Records for this task:
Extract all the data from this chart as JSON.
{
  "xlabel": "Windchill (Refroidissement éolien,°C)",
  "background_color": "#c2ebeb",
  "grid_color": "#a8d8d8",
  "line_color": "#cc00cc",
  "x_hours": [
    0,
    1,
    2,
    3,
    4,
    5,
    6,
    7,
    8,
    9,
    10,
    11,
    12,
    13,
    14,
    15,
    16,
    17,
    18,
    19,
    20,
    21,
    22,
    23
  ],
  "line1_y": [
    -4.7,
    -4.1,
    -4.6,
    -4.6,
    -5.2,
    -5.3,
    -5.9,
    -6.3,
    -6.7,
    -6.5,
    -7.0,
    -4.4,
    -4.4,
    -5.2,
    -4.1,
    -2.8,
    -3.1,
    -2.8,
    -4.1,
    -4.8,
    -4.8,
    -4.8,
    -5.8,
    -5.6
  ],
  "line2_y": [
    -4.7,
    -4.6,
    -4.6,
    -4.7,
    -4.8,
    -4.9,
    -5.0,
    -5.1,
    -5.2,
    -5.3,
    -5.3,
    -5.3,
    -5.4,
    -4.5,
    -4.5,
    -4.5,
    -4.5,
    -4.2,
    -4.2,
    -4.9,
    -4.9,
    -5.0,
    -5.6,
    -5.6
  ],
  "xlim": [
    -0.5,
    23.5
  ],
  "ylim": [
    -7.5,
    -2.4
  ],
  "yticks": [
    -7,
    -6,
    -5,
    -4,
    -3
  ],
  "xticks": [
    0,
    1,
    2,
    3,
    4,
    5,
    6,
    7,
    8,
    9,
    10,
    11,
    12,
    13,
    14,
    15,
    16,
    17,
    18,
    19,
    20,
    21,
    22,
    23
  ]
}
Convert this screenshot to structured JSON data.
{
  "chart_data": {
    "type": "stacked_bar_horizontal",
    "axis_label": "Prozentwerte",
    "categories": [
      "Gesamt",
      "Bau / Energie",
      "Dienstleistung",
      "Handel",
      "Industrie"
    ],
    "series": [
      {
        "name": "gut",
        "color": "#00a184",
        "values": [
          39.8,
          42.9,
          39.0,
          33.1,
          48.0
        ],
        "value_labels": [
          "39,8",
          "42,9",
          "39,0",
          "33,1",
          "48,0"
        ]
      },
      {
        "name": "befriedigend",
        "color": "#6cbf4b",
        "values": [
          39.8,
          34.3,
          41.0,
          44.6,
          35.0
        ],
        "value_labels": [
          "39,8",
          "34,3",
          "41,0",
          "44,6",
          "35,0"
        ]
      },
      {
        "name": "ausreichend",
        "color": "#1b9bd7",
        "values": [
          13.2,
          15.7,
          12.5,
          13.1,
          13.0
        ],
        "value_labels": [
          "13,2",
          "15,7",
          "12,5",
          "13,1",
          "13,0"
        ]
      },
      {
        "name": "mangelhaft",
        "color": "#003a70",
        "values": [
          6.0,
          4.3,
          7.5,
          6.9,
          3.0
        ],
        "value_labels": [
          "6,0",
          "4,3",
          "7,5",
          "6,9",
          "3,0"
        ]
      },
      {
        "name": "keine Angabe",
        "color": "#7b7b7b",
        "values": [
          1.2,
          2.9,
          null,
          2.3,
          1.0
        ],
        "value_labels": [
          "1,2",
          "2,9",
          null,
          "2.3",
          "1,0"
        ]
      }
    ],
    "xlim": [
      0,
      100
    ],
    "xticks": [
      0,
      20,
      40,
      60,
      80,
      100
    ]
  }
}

Task directions:
Repeat every entry exactly, please.

Answer to the task:
Extract all the data from this chart as JSON.
{
  "xlabel": "Windchill (Refroidissement éolien,°C)",
  "background_color": "#c2ebeb",
  "grid_color": "#a8d8d8",
  "line_color": "#cc00cc",
  "x_hours": [
    0,
    1,
    2,
    3,
    4,
    5,
    6,
    7,
    8,
    9,
    10,
    11,
    12,
    13,
    14,
    15,
    16,
    17,
    18,
    19,
    20,
    21,
    22,
    23
  ],
  "line1_y": [
    -4.7,
    -4.1,
    -4.6,
    -4.6,
    -5.2,
    -5.3,
    -5.9,
    -6.3,
    -6.7,
    -6.5,
    -7.0,
    -4.4,
    -4.4,
    -5.2,
    -4.1,
    -2.8,
    -3.1,
    -2.8,
    -4.1,
    -4.8,
    -4.8,
    -4.8,
    -5.8,
    -5.6
  ],
  "line2_y": [
    -4.7,
    -4.6,
    -4.6,
    -4.7,
    -4.8,
    -4.9,
    -5.0,
    -5.1,
    -5.2,
    -5.3,
    -5.3,
    -5.3,
    -5.4,
    -4.5,
    -4.5,
    -4.5,
    -4.5,
    -4.2,
    -4.2,
    -4.9,
    -4.9,
    -5.0,
    -5.6,
    -5.6
  ],
  "xlim": [
    -0.5,
    23.5
  ],
  "ylim": [
    -7.5,
    -2.4
  ],
  "yticks": [
    -7,
    -6,
    -5,
    -4,
    -3
  ],
  "xticks": [
    0,
    1,
    2,
    3,
    4,
    5,
    6,
    7,
    8,
    9,
    10,
    11,
    12,
    13,
    14,
    15,
    16,
    17,
    18,
    19,
    20,
    21,
    22,
    23
  ]
}
Convert this screenshot to structured JSON data.
{
  "chart_data": {
    "type": "stacked_bar_horizontal",
    "axis_label": "Prozentwerte",
    "categories": [
      "Gesamt",
      "Bau / Energie",
      "Dienstleistung",
      "Handel",
      "Industrie"
    ],
    "series": [
      {
        "name": "gut",
        "color": "#00a184",
        "values": [
          39.8,
          42.9,
          39.0,
          33.1,
          48.0
        ],
        "value_labels": [
          "39,8",
          "42,9",
          "39,0",
          "33,1",
          "48,0"
        ]
      },
      {
        "name": "befriedigend",
        "color": "#6cbf4b",
        "values": [
          39.8,
          34.3,
          41.0,
          44.6,
          35.0
        ],
        "value_labels": [
          "39,8",
          "34,3",
          "41,0",
          "44,6",
          "35,0"
        ]
      },
      {
        "name": "ausreichend",
        "color": "#1b9bd7",
        "values": [
          13.2,
          15.7,
          12.5,
          13.1,
          13.0
        ],
        "value_labels": [
          "13,2",
          "15,7",
          "12,5",
          "13,1",
          "13,0"
        ]
      },
      {
        "name": "mangelhaft",
        "color": "#003a70",
        "values": [
          6.0,
          4.3,
          7.5,
          6.9,
          3.0
        ],
        "value_labels": [
          "6,0",
          "4,3",
          "7,5",
          "6,9",
          "3,0"
        ]
      },
      {
        "name": "keine Angabe",
        "color": "#7b7b7b",
        "values": [
          1.2,
          2.9,
          null,
          2.3,
          1.0
        ],
        "value_labels": [
          "1,2",
          "2,9",
          null,
          "2.3",
          "1,0"
        ]
      }
    ],
    "xlim": [
      0,
      100
    ],
    "xticks": [
      0,
      20,
      40,
      60,
      80,
      100
    ]
  }
}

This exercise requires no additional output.